Tell how many lines include the string "xlabel". Answer with a single number.

— start GIVEN RECORDS —

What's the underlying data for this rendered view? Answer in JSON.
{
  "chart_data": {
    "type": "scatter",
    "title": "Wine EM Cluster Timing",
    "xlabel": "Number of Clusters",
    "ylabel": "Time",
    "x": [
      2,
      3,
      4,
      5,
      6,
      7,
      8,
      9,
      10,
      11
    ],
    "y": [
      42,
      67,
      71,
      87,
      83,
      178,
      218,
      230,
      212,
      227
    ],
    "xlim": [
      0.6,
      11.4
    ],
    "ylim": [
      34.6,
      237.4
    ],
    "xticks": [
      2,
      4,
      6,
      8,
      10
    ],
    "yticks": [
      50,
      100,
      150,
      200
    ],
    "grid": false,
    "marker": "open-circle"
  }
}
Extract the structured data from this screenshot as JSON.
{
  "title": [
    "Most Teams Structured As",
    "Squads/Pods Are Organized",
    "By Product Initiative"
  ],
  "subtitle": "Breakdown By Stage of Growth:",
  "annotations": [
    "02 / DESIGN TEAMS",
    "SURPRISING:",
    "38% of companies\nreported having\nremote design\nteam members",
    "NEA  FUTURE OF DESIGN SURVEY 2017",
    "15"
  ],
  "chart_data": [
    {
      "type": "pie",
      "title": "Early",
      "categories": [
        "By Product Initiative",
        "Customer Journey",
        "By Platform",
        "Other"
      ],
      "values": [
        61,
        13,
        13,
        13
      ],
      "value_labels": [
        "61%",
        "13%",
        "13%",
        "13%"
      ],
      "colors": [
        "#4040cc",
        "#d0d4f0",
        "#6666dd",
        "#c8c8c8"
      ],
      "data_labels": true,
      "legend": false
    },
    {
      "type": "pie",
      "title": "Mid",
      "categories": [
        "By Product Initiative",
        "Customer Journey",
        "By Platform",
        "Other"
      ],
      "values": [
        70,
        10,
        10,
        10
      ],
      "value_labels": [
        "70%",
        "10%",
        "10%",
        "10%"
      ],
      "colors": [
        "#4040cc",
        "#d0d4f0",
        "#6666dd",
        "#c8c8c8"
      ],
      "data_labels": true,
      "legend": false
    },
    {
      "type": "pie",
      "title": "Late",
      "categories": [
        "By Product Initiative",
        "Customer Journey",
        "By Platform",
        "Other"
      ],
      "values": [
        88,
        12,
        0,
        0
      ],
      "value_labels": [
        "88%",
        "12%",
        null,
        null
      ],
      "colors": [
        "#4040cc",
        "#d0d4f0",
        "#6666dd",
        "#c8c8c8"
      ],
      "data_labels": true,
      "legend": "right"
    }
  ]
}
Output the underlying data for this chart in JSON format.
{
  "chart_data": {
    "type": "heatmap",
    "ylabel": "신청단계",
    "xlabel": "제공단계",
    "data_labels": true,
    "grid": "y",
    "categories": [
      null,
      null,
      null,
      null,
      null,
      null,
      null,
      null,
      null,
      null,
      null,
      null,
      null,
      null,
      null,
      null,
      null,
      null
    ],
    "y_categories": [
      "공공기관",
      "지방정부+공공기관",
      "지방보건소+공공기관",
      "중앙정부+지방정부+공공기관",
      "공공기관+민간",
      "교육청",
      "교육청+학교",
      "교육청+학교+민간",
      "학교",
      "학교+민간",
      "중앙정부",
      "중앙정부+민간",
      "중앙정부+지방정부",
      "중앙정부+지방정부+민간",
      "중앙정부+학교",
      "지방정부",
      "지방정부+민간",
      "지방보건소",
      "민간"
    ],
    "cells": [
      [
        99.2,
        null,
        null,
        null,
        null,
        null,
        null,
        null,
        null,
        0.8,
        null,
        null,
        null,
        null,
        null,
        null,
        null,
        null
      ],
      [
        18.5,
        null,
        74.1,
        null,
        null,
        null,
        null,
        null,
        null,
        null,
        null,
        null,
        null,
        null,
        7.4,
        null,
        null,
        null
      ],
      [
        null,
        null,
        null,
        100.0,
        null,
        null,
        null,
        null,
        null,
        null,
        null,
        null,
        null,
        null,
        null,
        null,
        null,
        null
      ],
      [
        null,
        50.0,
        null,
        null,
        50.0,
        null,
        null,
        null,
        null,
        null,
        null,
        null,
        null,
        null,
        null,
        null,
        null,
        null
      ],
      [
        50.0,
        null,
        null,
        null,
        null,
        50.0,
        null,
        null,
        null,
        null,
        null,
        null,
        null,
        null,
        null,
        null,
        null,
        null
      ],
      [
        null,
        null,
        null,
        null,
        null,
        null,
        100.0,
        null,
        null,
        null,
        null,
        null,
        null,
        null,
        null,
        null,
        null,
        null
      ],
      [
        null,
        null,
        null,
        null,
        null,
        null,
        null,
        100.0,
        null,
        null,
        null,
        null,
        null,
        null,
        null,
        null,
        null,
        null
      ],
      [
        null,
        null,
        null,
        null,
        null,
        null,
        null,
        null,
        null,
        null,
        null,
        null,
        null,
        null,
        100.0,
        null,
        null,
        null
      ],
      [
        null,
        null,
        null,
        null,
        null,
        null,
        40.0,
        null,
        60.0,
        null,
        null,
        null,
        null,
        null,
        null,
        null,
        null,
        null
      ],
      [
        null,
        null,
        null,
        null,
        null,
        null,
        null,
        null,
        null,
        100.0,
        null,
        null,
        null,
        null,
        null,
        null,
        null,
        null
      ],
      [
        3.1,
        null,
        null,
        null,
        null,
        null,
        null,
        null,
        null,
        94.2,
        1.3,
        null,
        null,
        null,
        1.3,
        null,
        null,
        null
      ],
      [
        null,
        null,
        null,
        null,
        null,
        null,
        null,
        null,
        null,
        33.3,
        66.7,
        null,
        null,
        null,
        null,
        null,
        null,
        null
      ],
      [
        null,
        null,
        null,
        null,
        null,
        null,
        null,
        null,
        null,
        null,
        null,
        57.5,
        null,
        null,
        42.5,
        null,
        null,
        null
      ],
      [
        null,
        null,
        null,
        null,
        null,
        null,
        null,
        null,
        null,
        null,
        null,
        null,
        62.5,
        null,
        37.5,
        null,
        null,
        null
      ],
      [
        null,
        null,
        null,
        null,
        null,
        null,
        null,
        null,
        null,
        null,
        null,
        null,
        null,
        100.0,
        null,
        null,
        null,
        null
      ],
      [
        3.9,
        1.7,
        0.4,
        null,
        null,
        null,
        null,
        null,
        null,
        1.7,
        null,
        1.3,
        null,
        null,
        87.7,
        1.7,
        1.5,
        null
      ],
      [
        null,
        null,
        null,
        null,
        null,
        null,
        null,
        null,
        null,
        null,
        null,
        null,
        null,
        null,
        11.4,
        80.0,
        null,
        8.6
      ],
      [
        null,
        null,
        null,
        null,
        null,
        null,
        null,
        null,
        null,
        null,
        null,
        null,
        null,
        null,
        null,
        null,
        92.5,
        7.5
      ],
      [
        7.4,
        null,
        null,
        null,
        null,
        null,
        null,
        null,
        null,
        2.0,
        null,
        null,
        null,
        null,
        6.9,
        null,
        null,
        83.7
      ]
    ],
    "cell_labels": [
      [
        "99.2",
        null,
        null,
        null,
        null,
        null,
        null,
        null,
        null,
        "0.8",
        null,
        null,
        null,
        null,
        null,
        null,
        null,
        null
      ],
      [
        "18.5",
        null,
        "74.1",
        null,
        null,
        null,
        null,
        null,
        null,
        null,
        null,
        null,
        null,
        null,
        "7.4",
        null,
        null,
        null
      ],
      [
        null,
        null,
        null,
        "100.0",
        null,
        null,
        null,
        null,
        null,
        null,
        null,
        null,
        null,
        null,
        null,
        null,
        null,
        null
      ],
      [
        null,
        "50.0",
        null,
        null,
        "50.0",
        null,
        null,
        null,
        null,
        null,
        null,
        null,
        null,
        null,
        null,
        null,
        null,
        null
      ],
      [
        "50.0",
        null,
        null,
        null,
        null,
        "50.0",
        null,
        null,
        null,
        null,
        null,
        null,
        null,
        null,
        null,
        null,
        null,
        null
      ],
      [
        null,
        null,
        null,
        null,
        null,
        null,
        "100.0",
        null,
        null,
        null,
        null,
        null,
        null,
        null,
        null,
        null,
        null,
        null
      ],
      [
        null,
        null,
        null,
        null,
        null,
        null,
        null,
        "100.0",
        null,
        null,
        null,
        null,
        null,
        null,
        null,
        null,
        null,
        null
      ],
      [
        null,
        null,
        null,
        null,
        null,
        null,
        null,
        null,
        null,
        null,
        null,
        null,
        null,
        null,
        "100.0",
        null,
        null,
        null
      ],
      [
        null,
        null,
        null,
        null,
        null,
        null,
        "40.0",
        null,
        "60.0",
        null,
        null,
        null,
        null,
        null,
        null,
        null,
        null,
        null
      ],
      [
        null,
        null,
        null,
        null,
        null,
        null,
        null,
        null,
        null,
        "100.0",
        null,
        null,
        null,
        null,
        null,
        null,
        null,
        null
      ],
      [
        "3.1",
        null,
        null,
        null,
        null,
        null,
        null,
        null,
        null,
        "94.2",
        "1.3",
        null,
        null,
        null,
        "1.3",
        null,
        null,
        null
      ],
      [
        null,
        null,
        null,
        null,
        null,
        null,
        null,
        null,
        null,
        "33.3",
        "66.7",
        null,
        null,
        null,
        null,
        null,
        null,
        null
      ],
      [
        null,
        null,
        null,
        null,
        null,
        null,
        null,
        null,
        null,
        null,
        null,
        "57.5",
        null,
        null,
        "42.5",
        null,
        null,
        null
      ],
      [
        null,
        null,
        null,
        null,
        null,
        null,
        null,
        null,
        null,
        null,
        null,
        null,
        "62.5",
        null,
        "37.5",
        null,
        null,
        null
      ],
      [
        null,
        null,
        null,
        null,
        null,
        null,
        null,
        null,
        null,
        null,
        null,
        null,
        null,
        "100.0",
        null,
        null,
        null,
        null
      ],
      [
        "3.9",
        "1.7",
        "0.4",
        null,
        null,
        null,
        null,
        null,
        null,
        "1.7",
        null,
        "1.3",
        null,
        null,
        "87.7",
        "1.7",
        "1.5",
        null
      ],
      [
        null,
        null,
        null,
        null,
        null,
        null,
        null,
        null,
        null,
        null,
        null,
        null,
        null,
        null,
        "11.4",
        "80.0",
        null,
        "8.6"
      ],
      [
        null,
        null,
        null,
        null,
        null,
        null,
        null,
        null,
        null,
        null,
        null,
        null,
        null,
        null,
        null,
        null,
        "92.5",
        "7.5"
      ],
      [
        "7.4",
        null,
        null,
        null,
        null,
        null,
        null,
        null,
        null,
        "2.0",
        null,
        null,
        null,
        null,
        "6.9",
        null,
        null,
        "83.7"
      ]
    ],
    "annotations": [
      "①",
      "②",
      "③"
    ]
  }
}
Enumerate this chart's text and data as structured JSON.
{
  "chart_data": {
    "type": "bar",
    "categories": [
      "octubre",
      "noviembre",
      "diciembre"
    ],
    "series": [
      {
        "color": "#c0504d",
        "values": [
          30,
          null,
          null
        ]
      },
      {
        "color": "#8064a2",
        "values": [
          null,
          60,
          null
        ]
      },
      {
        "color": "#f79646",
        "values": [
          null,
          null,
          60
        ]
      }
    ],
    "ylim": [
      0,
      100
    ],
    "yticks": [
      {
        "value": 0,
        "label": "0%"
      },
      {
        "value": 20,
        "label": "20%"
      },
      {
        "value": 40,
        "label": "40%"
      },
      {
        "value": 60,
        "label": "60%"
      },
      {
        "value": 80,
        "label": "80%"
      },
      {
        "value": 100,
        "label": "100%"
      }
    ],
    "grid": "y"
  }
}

— end GIVEN RECORDS —

--- TASK ANSWER ---
2